> **TASK STATEMENT**
Write out the listing below again, precisely as it is given.

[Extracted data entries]
-=-=-=-=-
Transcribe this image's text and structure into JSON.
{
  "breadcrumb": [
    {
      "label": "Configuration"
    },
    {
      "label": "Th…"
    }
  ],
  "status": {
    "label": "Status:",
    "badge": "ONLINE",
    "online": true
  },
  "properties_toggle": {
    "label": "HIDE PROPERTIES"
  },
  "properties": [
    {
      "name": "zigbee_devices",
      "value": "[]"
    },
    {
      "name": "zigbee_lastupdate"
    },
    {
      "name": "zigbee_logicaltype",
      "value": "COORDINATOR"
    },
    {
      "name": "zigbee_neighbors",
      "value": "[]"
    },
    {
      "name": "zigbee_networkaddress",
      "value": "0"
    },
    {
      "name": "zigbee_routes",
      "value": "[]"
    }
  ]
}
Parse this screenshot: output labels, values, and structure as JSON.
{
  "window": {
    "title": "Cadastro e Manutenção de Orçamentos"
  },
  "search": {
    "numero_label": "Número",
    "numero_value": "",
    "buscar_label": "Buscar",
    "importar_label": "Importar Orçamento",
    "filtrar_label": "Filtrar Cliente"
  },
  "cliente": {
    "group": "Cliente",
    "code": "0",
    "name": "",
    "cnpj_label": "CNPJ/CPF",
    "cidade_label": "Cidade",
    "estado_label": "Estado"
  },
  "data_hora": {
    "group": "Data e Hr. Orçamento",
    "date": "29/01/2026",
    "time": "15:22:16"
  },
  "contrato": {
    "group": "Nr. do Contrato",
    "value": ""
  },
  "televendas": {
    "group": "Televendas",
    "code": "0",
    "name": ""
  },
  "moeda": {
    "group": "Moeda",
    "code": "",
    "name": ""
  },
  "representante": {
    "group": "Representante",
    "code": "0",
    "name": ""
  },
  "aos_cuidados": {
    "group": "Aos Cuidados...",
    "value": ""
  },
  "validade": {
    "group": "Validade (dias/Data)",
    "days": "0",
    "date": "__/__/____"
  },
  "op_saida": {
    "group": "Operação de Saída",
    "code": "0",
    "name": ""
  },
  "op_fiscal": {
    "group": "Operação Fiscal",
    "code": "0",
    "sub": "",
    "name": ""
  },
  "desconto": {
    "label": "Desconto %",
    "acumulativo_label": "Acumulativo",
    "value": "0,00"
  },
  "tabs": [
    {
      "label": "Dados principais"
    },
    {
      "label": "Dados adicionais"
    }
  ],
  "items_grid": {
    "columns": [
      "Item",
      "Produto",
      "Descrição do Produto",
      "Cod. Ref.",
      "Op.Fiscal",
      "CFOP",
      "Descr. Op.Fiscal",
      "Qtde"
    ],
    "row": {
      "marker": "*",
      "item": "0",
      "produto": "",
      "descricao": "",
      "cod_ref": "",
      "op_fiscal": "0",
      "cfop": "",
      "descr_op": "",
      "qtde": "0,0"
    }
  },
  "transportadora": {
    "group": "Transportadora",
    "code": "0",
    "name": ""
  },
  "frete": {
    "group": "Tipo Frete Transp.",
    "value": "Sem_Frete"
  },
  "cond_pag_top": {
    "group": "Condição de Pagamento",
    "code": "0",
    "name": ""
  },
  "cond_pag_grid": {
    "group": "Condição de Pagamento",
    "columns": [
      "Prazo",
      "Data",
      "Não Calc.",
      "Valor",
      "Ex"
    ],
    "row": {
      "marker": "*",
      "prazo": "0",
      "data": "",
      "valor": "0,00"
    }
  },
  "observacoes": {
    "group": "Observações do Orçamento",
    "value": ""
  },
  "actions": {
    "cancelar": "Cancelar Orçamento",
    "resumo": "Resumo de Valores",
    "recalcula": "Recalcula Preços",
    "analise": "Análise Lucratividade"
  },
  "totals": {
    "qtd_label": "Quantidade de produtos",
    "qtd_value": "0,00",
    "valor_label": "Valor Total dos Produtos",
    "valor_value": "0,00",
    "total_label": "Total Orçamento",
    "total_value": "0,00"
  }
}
-=-=-=-=-
> **SOLUTION FOR THIS TASK**
Transcribe this image's text and structure into JSON.
{
  "breadcrumb": [
    {
      "label": "Configuration"
    },
    {
      "label": "Th…"
    }
  ],
  "status": {
    "label": "Status:",
    "badge": "ONLINE",
    "online": true
  },
  "properties_toggle": {
    "label": "HIDE PROPERTIES"
  },
  "properties": [
    {
      "name": "zigbee_devices",
      "value": "[]"
    },
    {
      "name": "zigbee_lastupdate"
    },
    {
      "name": "zigbee_logicaltype",
      "value": "COORDINATOR"
    },
    {
      "name": "zigbee_neighbors",
      "value": "[]"
    },
    {
      "name": "zigbee_networkaddress",
      "value": "0"
    },
    {
      "name": "zigbee_routes",
      "value": "[]"
    }
  ]
}
Parse this screenshot: output labels, values, and structure as JSON.
{
  "window": {
    "title": "Cadastro e Manutenção de Orçamentos"
  },
  "search": {
    "numero_label": "Número",
    "numero_value": "",
    "buscar_label": "Buscar",
    "importar_label": "Importar Orçamento",
    "filtrar_label": "Filtrar Cliente"
  },
  "cliente": {
    "group": "Cliente",
    "code": "0",
    "name": "",
    "cnpj_label": "CNPJ/CPF",
    "cidade_label": "Cidade",
    "estado_label": "Estado"
  },
  "data_hora": {
    "group": "Data e Hr. Orçamento",
    "date": "29/01/2026",
    "time": "15:22:16"
  },
  "contrato": {
    "group": "Nr. do Contrato",
    "value": ""
  },
  "televendas": {
    "group": "Televendas",
    "code": "0",
    "name": ""
  },
  "moeda": {
    "group": "Moeda",
    "code": "",
    "name": ""
  },
  "representante": {
    "group": "Representante",
    "code": "0",
    "name": ""
  },
  "aos_cuidados": {
    "group": "Aos Cuidados...",
    "value": ""
  },
  "validade": {
    "group": "Validade (dias/Data)",
    "days": "0",
    "date": "__/__/____"
  },
  "op_saida": {
    "group": "Operação de Saída",
    "code": "0",
    "name": ""
  },
  "op_fiscal": {
    "group": "Operação Fiscal",
    "code": "0",
    "sub": "",
    "name": ""
  },
  "desconto": {
    "label": "Desconto %",
    "acumulativo_label": "Acumulativo",
    "value": "0,00"
  },
  "tabs": [
    {
      "label": "Dados principais"
    },
    {
      "label": "Dados adicionais"
    }
  ],
  "items_grid": {
    "columns": [
      "Item",
      "Produto",
      "Descrição do Produto",
      "Cod. Ref.",
      "Op.Fiscal",
      "CFOP",
      "Descr. Op.Fiscal",
      "Qtde"
    ],
    "row": {
      "marker": "*",
      "item": "0",
      "produto": "",
      "descricao": "",
      "cod_ref": "",
      "op_fiscal": "0",
      "cfop": "",
      "descr_op": "",
      "qtde": "0,0"
    }
  },
  "transportadora": {
    "group": "Transportadora",
    "code": "0",
    "name": ""
  },
  "frete": {
    "group": "Tipo Frete Transp.",
    "value": "Sem_Frete"
  },
  "cond_pag_top": {
    "group": "Condição de Pagamento",
    "code": "0",
    "name": ""
  },
  "cond_pag_grid": {
    "group": "Condição de Pagamento",
    "columns": [
      "Prazo",
      "Data",
      "Não Calc.",
      "Valor",
      "Ex"
    ],
    "row": {
      "marker": "*",
      "prazo": "0",
      "data": "",
      "valor": "0,00"
    }
  },
  "observacoes": {
    "group": "Observações do Orçamento",
    "value": ""
  },
  "actions": {
    "cancelar": "Cancelar Orçamento",
    "resumo": "Resumo de Valores",
    "recalcula": "Recalcula Preços",
    "analise": "Análise Lucratividade"
  },
  "totals": {
    "qtd_label": "Quantidade de produtos",
    "qtd_value": "0,00",
    "valor_label": "Valor Total dos Produtos",
    "valor_value": "0,00",
    "total_label": "Total Orçamento",
    "total_value": "0,00"
  }
}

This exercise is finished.